Top of Available data

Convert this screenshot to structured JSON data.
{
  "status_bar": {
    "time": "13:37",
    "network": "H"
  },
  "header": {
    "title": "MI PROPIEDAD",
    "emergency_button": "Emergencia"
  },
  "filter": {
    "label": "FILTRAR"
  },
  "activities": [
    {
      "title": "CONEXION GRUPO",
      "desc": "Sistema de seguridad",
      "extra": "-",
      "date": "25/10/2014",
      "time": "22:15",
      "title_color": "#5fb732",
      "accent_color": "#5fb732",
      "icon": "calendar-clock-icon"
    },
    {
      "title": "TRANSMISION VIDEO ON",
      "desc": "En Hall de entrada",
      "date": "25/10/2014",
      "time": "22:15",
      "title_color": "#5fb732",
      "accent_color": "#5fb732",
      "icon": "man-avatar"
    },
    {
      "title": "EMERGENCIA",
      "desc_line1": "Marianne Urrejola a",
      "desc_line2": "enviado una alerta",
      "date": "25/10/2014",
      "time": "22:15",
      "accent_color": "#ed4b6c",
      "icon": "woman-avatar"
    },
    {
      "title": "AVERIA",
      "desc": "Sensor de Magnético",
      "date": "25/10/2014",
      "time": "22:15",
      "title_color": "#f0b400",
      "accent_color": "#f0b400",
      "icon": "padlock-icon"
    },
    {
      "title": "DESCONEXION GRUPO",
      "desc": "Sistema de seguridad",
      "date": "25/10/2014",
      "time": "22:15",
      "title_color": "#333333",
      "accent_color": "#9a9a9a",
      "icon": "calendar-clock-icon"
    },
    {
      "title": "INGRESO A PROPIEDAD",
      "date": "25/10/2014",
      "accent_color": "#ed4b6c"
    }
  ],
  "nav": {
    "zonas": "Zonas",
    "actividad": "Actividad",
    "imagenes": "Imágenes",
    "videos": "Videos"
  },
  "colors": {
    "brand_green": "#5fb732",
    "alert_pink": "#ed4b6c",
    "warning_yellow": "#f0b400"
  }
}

Bottom of Available data

→ **Task to carry out**
Nothing is to be left out; reproduce each record exactly.

→ **Answer below**
Convert this screenshot to structured JSON data.
{
  "status_bar": {
    "time": "13:37",
    "network": "H"
  },
  "header": {
    "title": "MI PROPIEDAD",
    "emergency_button": "Emergencia"
  },
  "filter": {
    "label": "FILTRAR"
  },
  "activities": [
    {
      "title": "CONEXION GRUPO",
      "desc": "Sistema de seguridad",
      "extra": "-",
      "date": "25/10/2014",
      "time": "22:15",
      "title_color": "#5fb732",
      "accent_color": "#5fb732",
      "icon": "calendar-clock-icon"
    },
    {
      "title": "TRANSMISION VIDEO ON",
      "desc": "En Hall de entrada",
      "date": "25/10/2014",
      "time": "22:15",
      "title_color": "#5fb732",
      "accent_color": "#5fb732",
      "icon": "man-avatar"
    },
    {
      "title": "EMERGENCIA",
      "desc_line1": "Marianne Urrejola a",
      "desc_line2": "enviado una alerta",
      "date": "25/10/2014",
      "time": "22:15",
      "accent_color": "#ed4b6c",
      "icon": "woman-avatar"
    },
    {
      "title": "AVERIA",
      "desc": "Sensor de Magnético",
      "date": "25/10/2014",
      "time": "22:15",
      "title_color": "#f0b400",
      "accent_color": "#f0b400",
      "icon": "padlock-icon"
    },
    {
      "title": "DESCONEXION GRUPO",
      "desc": "Sistema de seguridad",
      "date": "25/10/2014",
      "time": "22:15",
      "title_color": "#333333",
      "accent_color": "#9a9a9a",
      "icon": "calendar-clock-icon"
    },
    {
      "title": "INGRESO A PROPIEDAD",
      "date": "25/10/2014",
      "accent_color": "#ed4b6c"
    }
  ],
  "nav": {
    "zonas": "Zonas",
    "actividad": "Actividad",
    "imagenes": "Imágenes",
    "videos": "Videos"
  },
  "colors": {
    "brand_green": "#5fb732",
    "alert_pink": "#ed4b6c",
    "warning_yellow": "#f0b400"
  }
}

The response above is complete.